▶ Supplied material:
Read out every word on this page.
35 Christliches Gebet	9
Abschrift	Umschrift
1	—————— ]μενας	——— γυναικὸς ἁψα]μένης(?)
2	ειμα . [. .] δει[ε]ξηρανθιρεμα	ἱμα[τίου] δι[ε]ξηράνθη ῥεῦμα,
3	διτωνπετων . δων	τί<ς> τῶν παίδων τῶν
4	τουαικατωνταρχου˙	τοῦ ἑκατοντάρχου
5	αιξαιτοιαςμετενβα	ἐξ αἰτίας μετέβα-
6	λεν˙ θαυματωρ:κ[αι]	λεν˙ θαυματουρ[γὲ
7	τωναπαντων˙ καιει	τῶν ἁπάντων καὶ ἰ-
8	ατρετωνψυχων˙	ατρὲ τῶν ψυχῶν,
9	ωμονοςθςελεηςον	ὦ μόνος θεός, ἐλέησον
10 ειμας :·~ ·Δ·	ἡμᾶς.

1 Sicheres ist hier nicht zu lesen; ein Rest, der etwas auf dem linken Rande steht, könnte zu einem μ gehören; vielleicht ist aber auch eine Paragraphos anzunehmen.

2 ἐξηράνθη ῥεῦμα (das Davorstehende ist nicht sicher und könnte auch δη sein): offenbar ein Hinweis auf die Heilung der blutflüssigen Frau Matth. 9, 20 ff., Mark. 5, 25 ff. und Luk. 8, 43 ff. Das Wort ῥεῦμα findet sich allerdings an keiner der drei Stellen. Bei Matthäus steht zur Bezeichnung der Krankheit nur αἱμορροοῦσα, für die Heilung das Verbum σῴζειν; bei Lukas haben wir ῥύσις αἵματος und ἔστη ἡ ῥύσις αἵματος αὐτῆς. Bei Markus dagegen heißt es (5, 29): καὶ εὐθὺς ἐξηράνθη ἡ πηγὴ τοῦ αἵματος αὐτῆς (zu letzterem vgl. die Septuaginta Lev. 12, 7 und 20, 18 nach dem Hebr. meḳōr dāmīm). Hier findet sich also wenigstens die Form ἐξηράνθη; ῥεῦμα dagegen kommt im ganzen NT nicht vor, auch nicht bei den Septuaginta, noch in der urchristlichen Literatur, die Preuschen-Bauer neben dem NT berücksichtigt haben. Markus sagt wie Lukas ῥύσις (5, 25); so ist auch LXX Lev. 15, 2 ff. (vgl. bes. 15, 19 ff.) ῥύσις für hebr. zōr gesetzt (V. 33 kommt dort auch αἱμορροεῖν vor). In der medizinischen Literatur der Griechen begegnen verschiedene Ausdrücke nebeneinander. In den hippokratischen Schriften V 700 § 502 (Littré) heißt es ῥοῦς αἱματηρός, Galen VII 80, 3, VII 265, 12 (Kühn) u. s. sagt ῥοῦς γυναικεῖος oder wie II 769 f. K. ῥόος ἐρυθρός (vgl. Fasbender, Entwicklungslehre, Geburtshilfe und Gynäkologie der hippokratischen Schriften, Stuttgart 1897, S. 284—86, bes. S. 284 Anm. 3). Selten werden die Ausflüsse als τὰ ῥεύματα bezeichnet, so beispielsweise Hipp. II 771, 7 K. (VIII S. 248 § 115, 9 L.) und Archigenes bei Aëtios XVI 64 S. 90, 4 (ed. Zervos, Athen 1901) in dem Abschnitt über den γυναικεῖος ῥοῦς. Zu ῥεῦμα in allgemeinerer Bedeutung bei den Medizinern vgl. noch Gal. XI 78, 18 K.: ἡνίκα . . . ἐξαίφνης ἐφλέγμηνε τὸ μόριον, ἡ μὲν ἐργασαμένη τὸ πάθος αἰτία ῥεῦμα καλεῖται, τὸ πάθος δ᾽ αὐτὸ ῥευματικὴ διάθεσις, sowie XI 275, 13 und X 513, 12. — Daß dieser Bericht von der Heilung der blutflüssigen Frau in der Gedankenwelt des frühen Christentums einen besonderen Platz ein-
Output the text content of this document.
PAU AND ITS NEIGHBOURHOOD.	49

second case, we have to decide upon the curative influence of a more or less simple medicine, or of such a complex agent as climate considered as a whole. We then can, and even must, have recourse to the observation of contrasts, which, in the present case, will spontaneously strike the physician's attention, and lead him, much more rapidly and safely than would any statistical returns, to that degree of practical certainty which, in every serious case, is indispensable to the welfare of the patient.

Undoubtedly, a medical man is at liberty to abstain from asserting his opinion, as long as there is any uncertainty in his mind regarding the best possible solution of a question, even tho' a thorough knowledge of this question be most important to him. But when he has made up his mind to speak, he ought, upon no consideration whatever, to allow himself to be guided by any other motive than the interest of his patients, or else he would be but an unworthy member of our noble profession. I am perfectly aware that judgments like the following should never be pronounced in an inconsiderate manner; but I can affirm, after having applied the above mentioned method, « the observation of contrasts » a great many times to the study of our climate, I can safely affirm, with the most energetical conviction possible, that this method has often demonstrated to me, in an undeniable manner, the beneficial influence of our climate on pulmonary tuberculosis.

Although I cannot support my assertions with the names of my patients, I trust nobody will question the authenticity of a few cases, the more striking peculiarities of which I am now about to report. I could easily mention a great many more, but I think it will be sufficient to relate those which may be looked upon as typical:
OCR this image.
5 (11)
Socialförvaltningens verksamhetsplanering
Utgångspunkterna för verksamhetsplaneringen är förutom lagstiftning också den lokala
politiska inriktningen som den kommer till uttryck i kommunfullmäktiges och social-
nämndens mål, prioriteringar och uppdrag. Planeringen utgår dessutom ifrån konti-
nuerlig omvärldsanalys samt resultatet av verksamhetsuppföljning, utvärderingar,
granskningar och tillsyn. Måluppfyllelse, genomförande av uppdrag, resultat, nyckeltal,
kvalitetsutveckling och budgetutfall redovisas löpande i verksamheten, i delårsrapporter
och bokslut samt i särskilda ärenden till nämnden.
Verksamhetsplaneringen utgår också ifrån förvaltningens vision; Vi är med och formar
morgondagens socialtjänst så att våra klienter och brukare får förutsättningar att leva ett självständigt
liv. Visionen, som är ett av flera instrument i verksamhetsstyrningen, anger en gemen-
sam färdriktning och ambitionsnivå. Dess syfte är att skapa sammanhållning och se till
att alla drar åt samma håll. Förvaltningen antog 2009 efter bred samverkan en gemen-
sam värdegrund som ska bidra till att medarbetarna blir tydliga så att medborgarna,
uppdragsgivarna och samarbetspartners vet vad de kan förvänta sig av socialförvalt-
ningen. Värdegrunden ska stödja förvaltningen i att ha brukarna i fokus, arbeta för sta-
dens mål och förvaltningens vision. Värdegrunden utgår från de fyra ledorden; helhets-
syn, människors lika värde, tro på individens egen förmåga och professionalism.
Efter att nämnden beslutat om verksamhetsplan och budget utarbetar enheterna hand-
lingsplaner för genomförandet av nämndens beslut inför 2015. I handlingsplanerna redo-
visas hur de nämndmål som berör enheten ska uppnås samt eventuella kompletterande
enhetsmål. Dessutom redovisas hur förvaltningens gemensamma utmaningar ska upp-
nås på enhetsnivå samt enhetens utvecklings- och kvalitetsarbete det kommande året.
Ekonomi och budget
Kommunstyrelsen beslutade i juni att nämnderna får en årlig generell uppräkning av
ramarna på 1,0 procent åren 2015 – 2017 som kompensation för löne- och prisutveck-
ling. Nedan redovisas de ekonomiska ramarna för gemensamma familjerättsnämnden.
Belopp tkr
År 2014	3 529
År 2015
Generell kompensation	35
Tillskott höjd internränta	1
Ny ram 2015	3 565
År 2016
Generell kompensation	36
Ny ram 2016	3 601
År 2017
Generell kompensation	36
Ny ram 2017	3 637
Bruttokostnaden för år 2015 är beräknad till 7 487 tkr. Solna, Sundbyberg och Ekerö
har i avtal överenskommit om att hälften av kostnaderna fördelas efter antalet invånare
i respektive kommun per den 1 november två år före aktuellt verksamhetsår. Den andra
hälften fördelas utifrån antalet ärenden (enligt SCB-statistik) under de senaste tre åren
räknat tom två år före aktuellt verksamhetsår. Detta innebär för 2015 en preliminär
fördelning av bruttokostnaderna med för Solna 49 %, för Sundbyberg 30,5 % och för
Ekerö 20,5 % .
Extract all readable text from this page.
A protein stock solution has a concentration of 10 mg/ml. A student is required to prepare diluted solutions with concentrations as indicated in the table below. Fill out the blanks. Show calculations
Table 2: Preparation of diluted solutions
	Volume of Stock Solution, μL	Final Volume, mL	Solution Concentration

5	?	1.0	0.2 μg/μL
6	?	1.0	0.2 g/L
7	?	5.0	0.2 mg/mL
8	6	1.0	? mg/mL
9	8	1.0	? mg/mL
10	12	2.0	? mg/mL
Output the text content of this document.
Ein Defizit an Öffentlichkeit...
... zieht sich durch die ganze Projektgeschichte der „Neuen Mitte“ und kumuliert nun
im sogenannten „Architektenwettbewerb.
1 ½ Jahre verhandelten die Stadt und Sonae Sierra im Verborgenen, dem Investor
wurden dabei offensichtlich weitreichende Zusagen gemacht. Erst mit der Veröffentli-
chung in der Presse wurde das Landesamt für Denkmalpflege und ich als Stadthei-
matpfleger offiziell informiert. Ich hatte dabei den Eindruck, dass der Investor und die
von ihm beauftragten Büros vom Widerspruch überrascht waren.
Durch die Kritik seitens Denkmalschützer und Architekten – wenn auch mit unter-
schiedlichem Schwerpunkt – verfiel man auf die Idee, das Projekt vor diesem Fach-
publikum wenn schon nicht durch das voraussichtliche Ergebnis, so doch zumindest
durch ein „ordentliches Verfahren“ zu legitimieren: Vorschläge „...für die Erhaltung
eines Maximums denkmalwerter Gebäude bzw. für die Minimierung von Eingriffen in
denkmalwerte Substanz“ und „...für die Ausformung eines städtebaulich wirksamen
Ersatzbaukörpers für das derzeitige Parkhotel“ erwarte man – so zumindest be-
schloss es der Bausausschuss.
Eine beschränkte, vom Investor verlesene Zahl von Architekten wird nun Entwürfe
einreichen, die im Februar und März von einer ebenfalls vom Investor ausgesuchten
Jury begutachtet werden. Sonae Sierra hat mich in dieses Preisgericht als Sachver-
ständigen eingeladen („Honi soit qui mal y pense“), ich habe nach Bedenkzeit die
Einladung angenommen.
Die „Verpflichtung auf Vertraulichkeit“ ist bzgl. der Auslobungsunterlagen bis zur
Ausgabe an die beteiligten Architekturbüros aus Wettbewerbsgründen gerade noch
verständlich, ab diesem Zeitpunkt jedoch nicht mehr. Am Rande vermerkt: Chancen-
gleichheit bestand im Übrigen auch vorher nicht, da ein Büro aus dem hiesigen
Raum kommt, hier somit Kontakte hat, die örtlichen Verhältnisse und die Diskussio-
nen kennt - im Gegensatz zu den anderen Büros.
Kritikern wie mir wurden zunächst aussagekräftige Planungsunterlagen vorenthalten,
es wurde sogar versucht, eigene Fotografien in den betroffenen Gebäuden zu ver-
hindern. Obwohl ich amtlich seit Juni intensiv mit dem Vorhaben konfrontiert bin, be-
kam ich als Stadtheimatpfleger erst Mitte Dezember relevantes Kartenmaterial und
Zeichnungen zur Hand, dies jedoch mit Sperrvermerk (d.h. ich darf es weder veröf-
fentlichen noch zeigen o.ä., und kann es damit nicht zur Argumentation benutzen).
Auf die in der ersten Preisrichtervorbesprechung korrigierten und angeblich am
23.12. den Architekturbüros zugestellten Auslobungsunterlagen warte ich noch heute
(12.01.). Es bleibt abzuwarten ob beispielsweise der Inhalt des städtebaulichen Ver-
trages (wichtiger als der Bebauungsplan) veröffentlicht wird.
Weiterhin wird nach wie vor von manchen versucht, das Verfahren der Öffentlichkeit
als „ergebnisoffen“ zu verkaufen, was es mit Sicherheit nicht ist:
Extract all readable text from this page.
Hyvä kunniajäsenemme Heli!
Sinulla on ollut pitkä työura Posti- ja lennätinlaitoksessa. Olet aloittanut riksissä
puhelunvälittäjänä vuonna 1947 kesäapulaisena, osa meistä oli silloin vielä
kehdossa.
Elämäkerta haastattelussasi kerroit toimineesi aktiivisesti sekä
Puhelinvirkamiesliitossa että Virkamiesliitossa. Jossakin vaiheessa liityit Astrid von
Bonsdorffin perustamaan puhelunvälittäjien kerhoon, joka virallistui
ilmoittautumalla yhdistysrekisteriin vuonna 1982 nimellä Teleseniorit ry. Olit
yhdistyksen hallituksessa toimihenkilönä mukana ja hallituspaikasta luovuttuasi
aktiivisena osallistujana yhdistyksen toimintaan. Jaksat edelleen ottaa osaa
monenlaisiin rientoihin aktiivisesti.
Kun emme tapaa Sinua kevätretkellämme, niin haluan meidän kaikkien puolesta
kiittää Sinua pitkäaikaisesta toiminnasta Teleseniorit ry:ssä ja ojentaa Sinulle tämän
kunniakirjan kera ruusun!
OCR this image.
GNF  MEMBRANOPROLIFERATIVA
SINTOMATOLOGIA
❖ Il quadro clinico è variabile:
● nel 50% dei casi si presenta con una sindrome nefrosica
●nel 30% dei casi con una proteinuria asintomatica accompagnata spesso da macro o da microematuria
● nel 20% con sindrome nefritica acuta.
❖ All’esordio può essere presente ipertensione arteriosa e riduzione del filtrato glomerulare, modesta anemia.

▶ Work task:
Scan the material for lines with the word "ärenden", and copy each line you find.

▶ Response below:
och bokslut samt i särskilda ärenden till nämnden.
hälften fördelas utifrån antalet ärenden (enligt SCB-statistik) under de senaste tre åren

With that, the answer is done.